Written task
Determine how many lines include the word "true", then give that number and nothing more.
━━━━━ Supplied records ━━━━━
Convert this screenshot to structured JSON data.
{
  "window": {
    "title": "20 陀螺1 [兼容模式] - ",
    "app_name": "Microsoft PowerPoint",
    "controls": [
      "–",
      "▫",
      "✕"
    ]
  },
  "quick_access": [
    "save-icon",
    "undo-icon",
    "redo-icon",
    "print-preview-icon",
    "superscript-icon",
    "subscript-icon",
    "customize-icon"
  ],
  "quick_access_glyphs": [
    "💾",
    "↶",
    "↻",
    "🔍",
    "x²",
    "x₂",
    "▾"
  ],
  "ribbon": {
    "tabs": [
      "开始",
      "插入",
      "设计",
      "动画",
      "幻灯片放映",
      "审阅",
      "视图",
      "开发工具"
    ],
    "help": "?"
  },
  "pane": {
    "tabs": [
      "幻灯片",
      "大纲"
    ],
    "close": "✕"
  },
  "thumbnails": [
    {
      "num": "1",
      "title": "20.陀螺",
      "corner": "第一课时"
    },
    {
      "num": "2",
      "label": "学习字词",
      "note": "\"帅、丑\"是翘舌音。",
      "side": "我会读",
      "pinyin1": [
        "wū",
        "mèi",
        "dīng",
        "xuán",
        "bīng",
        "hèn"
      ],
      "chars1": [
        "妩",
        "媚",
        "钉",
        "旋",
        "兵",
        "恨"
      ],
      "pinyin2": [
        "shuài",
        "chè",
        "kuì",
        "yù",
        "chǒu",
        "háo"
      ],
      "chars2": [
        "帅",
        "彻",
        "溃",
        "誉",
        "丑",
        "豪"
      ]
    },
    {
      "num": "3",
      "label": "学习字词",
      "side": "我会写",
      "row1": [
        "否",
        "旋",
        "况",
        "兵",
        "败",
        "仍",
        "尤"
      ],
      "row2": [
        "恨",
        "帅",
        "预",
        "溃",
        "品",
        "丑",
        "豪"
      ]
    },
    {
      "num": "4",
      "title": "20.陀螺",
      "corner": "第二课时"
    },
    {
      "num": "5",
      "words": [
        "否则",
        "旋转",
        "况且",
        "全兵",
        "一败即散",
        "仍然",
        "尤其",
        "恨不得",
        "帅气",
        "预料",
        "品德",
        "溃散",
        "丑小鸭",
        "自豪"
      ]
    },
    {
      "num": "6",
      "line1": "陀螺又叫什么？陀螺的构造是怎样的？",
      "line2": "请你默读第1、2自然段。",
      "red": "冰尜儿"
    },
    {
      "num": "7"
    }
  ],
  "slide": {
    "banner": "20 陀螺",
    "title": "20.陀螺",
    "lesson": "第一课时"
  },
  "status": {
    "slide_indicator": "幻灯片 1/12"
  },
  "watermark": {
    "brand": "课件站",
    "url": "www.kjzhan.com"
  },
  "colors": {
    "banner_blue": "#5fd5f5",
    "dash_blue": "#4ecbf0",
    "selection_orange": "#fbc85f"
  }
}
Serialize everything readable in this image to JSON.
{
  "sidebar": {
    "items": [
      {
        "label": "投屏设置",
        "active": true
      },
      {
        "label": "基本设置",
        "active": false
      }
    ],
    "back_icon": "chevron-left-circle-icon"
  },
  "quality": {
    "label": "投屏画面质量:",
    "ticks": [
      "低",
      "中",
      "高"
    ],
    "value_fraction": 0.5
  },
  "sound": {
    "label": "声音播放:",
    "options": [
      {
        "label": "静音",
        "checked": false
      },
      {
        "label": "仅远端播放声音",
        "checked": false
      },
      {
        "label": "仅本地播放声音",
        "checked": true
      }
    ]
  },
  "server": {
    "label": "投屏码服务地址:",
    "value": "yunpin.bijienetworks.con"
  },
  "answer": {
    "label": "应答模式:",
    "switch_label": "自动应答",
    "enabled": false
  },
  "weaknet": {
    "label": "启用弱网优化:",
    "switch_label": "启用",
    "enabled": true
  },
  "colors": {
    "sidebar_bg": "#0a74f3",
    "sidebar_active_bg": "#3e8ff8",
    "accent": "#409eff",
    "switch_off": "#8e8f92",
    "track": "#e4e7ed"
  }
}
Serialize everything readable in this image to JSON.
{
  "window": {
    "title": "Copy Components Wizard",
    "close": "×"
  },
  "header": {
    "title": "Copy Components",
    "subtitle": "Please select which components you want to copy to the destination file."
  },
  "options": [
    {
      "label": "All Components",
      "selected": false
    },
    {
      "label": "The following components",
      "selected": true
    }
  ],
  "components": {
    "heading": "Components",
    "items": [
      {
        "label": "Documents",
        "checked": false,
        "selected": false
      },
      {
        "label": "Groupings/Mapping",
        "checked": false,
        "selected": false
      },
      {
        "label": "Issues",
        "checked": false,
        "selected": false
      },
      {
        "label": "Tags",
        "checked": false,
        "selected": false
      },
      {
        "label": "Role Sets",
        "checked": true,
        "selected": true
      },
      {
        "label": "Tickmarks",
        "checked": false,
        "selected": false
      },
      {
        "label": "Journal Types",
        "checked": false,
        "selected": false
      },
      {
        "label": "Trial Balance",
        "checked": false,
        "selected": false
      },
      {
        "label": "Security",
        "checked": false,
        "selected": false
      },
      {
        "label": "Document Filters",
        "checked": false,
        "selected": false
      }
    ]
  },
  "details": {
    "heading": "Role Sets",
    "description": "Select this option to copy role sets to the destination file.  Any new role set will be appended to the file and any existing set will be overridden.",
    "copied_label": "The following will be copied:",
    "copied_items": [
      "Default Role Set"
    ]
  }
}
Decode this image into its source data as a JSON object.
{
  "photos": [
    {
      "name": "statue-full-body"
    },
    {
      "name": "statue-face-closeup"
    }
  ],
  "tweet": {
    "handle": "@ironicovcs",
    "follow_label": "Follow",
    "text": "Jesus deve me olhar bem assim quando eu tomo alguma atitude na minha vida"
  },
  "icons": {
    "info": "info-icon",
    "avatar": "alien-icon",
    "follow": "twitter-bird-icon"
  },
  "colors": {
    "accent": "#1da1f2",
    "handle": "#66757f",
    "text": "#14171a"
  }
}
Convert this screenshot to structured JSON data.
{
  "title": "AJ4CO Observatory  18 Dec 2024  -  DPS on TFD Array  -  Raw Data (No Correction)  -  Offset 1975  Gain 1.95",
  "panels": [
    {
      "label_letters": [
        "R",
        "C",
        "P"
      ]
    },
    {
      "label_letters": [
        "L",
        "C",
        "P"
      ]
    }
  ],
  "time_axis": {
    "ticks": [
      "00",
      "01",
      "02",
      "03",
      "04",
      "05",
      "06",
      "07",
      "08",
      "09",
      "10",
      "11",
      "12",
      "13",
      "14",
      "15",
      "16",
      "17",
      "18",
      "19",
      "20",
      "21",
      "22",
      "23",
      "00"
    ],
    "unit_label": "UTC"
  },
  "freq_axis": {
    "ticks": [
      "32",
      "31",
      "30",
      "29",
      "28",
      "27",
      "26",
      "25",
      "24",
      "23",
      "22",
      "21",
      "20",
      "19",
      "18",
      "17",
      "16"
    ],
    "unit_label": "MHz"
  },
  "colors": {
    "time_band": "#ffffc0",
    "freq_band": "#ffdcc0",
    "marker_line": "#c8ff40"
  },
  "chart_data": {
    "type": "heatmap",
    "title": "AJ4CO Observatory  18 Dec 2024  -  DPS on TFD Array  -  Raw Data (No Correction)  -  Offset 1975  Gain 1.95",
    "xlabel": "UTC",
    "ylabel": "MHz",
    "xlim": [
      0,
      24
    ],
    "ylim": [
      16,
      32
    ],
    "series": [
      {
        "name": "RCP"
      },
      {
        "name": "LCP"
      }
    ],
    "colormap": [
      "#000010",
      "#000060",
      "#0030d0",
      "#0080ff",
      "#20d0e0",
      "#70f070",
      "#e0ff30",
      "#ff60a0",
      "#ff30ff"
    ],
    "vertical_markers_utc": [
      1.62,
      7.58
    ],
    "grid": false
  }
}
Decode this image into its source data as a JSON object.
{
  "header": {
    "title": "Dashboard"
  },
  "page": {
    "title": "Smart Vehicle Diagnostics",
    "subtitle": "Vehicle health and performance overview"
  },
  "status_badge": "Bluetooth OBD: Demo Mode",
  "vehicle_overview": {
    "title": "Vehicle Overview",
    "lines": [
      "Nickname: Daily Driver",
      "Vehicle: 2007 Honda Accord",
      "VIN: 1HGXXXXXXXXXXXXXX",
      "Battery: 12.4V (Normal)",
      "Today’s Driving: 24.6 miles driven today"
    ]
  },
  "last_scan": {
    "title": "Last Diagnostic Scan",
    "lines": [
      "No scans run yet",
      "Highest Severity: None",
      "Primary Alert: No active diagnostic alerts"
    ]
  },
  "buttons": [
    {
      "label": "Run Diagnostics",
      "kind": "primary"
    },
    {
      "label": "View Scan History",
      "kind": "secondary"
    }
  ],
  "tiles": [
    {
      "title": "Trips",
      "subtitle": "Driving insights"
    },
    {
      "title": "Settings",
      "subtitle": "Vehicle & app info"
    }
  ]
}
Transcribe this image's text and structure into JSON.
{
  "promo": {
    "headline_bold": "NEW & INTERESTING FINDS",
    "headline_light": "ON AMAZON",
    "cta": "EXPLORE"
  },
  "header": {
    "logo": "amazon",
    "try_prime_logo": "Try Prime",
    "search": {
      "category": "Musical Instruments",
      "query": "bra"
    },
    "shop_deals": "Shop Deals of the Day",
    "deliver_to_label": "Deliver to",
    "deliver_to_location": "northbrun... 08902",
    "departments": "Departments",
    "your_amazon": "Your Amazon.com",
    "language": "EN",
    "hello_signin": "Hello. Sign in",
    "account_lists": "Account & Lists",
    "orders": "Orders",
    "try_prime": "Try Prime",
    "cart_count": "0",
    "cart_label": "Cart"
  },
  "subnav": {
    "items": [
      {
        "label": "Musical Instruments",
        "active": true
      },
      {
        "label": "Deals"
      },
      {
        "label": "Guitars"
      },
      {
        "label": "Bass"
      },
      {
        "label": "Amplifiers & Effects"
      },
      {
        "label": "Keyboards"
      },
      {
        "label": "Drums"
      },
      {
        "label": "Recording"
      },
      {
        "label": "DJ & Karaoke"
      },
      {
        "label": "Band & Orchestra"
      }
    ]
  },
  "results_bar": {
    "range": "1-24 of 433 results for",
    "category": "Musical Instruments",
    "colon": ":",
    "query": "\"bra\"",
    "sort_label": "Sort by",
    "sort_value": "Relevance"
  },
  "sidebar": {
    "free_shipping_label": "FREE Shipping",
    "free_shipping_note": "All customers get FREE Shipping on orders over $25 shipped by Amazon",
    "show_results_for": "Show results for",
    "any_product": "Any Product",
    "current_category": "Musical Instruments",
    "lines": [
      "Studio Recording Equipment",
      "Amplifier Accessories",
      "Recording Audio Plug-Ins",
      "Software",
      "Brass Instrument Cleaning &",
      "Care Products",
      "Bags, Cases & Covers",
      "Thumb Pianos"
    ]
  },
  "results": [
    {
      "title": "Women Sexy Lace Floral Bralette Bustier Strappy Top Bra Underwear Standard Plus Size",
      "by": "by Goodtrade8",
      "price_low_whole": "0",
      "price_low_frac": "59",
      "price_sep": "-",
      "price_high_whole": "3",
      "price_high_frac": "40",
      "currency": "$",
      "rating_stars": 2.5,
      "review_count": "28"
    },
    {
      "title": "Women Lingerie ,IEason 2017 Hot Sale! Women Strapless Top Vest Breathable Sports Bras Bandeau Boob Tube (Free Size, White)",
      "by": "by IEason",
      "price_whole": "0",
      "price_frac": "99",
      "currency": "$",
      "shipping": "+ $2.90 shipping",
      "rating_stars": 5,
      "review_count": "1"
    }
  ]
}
━━━━━
Written solution
7